Job - Rewrite the part of the records that runs from the start through the line containing "series-line-peak xyxy=(283,114,1836,1187)". Replace "bounding box" with "enclosing rectangle" and keep everything else unchanged.

Dataset excerpt -
* BEGIN *
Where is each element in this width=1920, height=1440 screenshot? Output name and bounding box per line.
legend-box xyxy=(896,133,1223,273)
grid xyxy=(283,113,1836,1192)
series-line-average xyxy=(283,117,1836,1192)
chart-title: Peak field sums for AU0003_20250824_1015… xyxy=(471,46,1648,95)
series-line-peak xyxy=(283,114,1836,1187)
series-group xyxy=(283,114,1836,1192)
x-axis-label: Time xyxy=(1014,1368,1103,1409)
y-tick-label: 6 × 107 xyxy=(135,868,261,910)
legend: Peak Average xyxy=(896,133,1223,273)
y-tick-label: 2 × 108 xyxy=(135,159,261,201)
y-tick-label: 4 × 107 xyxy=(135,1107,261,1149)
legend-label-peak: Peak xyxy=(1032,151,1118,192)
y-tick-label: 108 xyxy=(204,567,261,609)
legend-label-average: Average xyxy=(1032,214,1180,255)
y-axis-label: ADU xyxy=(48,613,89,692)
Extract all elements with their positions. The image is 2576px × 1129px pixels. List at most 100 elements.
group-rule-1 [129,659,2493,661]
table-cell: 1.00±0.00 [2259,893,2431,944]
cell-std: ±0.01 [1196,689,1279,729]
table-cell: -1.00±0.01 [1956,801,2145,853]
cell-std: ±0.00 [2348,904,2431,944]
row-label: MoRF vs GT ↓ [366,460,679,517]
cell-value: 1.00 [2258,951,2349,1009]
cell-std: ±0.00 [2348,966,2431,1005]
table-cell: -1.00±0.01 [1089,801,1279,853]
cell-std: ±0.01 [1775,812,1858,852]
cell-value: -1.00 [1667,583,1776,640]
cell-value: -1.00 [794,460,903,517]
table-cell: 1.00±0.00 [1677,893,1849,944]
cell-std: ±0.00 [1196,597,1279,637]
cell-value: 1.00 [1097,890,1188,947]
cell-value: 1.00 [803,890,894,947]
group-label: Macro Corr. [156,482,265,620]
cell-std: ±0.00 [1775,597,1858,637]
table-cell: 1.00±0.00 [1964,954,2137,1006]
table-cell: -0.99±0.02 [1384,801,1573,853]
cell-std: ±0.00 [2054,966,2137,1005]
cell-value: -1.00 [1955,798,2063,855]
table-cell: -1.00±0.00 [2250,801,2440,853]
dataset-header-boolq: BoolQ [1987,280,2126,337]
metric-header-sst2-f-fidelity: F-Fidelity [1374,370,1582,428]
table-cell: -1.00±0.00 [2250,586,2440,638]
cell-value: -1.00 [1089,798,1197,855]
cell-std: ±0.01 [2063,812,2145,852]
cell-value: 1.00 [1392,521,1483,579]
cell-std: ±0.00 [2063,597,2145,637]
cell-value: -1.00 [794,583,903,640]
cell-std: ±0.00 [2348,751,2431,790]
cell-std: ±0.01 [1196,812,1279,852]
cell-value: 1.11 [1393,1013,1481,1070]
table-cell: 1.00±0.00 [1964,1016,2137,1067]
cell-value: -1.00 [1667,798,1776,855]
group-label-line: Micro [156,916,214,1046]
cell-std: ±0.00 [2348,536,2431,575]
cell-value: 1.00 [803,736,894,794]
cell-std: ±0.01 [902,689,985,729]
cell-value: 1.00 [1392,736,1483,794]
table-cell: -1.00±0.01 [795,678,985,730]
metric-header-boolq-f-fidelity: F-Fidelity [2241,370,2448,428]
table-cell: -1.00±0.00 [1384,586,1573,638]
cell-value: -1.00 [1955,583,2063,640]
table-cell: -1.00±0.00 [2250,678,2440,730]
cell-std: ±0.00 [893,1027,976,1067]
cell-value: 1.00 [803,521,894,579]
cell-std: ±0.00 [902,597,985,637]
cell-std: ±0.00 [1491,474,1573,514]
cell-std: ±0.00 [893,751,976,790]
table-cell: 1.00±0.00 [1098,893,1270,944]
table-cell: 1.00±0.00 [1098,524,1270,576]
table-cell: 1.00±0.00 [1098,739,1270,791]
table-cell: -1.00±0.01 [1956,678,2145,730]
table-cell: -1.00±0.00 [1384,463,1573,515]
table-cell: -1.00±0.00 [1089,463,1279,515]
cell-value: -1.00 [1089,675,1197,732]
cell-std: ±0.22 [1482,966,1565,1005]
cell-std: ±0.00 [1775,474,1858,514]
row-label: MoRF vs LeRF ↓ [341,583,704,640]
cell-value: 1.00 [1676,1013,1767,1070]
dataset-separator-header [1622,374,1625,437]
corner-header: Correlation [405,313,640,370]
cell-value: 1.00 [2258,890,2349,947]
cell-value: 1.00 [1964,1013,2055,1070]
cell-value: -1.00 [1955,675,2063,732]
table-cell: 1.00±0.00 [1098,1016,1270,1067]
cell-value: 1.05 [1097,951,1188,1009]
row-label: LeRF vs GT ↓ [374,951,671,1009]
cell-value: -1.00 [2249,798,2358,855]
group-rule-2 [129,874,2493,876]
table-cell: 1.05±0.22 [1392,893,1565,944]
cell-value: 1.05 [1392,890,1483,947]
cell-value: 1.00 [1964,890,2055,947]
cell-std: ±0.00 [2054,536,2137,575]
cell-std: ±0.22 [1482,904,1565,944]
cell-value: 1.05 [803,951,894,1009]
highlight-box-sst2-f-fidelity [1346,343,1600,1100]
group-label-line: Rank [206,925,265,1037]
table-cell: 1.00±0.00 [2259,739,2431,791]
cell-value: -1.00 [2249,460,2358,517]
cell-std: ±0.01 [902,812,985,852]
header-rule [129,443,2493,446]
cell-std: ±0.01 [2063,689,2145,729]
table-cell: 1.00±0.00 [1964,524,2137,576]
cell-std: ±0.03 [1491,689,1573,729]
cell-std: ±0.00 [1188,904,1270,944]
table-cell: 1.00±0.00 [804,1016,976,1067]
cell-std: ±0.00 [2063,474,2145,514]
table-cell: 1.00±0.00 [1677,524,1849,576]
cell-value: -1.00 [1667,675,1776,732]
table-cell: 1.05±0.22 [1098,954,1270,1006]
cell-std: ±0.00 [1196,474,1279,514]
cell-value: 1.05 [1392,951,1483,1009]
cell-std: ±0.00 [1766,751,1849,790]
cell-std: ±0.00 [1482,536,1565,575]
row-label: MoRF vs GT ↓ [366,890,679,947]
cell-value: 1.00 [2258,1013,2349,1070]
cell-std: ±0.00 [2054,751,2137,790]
* END *
Solution -
Where is each element in this width=1920, height=1440 screenshot? Output name and enclosing rectangle per line.
legend-box xyxy=(896,133,1223,273)
grid xyxy=(283,113,1836,1192)
series-line-average xyxy=(283,117,1836,1192)
chart-title: Peak field sums for AU0003_20250824_1015… xyxy=(471,46,1648,95)
series-line-peak xyxy=(283,114,1836,1187)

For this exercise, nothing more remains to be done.